> _Problem_:
Gather all lines in the entries below that include the word "patit".

═════ Data to process ═════

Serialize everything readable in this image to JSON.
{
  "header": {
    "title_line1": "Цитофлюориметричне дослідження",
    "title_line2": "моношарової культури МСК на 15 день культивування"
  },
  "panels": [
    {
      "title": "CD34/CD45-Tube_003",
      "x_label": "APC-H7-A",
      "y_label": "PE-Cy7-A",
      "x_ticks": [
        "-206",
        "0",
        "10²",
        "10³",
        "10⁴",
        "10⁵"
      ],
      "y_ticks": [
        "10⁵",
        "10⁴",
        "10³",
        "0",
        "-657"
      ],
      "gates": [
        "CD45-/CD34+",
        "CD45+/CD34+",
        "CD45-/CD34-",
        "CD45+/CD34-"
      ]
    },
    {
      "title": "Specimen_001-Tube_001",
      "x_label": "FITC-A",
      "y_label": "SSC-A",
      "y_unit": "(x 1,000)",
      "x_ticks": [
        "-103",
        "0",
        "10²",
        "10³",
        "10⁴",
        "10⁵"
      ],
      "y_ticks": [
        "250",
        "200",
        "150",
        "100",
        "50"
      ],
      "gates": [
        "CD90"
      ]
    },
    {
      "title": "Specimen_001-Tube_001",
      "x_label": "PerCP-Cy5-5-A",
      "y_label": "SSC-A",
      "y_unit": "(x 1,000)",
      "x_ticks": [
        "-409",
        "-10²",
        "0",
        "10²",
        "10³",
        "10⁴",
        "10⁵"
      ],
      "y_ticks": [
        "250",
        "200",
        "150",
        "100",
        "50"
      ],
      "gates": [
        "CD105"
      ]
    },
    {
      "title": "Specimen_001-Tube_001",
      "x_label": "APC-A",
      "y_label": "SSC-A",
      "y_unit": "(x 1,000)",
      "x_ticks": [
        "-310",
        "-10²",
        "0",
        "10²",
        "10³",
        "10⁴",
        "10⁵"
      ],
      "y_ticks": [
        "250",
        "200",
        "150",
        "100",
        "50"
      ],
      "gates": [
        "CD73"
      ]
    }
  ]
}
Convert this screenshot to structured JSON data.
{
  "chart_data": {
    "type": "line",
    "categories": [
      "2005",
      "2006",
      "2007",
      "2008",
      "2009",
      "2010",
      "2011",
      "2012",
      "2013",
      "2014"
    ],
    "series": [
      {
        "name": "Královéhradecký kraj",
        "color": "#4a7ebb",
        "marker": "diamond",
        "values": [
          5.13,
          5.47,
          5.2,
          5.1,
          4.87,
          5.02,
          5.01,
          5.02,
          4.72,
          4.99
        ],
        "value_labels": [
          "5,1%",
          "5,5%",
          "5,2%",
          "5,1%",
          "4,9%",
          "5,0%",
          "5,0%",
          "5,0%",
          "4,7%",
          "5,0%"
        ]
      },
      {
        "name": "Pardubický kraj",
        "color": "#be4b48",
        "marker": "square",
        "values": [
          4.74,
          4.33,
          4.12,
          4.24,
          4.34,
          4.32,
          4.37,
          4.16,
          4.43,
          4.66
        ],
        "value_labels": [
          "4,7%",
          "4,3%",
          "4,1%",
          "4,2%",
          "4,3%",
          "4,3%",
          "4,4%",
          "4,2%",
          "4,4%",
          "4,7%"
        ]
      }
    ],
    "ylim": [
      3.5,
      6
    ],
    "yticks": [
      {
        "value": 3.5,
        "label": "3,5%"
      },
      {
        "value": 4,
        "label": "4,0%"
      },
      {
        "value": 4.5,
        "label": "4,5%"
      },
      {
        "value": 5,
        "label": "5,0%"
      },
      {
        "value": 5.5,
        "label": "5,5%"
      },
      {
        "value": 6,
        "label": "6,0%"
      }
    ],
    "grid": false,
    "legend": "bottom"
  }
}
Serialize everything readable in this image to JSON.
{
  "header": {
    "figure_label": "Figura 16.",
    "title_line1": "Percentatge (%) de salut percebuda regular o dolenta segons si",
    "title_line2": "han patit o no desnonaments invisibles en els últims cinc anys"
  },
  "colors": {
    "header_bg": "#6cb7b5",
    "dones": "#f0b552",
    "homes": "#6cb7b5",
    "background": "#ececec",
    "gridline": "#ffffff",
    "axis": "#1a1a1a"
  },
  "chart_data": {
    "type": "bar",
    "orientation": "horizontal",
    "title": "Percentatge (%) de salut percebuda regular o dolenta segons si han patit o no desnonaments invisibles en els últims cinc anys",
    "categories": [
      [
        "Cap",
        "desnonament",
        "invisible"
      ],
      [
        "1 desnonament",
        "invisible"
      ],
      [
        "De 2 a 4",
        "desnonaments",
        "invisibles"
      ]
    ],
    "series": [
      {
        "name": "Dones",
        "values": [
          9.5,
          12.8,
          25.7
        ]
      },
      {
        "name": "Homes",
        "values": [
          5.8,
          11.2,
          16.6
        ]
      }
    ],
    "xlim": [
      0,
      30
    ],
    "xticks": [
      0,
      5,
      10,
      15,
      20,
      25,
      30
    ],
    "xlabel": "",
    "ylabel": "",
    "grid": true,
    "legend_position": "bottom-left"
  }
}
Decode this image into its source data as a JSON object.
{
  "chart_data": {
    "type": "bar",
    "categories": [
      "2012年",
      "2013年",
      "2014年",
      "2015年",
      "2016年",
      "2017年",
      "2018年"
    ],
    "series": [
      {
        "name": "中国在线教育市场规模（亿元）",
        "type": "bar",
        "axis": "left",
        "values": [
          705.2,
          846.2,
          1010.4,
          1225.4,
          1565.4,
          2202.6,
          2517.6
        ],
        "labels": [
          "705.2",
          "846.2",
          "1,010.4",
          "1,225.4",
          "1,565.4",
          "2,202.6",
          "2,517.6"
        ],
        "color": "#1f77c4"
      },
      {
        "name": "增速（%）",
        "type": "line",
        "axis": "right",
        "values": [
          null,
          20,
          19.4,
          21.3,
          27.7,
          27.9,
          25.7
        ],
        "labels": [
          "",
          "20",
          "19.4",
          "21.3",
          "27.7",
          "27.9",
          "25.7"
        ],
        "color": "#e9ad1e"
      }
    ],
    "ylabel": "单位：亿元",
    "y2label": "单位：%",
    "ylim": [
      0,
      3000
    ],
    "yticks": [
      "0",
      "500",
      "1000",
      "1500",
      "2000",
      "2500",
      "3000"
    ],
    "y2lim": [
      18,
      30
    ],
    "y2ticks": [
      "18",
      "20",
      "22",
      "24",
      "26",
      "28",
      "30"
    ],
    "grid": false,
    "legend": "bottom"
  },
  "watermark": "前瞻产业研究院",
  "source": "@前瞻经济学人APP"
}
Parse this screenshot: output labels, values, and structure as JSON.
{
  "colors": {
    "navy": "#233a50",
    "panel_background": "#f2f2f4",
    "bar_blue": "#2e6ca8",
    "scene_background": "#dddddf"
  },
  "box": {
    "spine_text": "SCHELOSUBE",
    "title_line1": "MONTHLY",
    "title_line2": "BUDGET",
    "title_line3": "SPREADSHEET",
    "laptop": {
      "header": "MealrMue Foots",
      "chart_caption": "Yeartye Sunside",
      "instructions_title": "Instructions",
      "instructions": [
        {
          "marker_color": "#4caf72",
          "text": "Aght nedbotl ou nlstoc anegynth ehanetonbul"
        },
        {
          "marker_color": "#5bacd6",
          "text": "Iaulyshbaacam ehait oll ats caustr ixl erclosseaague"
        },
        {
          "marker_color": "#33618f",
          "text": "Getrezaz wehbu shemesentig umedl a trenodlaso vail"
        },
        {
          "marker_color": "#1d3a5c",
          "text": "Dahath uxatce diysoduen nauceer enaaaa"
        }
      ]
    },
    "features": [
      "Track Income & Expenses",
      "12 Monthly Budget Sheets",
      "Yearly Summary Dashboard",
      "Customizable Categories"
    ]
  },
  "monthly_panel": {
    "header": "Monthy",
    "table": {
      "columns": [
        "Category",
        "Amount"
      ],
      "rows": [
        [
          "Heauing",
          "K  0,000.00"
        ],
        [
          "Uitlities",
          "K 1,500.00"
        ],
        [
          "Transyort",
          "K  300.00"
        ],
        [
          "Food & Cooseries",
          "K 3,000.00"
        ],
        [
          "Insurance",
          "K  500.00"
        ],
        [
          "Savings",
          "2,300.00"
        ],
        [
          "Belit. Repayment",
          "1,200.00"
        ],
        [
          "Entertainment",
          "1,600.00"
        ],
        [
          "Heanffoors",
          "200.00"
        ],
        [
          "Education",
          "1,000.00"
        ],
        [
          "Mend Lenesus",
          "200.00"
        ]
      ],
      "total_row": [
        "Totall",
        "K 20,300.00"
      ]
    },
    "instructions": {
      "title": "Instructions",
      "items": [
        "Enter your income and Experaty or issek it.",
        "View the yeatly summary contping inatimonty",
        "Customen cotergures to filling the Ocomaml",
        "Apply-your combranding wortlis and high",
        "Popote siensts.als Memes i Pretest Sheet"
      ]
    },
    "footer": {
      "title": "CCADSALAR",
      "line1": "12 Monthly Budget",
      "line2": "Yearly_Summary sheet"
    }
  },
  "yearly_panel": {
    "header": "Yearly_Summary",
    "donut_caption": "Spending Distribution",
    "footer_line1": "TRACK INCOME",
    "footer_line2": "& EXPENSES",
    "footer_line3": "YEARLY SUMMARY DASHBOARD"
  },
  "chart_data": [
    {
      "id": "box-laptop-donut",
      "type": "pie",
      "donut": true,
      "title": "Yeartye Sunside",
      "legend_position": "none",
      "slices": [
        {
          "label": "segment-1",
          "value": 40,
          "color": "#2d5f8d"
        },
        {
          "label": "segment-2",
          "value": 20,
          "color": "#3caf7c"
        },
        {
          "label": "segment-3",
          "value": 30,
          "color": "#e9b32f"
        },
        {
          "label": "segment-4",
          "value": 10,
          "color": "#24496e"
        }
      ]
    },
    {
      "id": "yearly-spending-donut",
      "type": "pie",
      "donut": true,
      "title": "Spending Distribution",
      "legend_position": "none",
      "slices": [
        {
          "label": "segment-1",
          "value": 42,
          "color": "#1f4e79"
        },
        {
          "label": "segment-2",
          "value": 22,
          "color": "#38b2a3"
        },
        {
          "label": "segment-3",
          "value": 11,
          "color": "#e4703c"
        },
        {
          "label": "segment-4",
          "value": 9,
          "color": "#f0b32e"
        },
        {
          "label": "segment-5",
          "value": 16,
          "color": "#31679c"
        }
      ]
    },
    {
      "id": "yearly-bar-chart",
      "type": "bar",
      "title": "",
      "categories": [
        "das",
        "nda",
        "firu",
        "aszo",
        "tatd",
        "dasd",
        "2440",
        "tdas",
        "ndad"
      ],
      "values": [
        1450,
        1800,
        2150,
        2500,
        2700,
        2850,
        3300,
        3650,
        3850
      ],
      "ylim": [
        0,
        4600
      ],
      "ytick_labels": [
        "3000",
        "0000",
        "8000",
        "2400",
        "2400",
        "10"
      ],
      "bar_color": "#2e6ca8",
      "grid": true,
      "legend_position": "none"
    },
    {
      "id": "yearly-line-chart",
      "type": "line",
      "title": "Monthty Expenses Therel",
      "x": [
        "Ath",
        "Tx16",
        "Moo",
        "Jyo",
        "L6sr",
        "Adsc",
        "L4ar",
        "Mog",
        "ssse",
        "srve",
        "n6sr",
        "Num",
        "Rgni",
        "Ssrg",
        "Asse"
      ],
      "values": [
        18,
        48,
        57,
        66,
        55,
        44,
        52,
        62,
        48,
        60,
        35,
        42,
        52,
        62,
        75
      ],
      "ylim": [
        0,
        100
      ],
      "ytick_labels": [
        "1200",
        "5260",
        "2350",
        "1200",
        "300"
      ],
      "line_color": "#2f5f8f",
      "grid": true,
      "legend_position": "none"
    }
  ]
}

═════

> _Answer to this problem_:
    "title_line2": "han patit o no desnonaments invisibles en els últims cinc anys"
    "title": "Percentatge (%) de salut percebuda regular o dolenta segons si han patit o no desnonaments invisibles en els últims cinc anys",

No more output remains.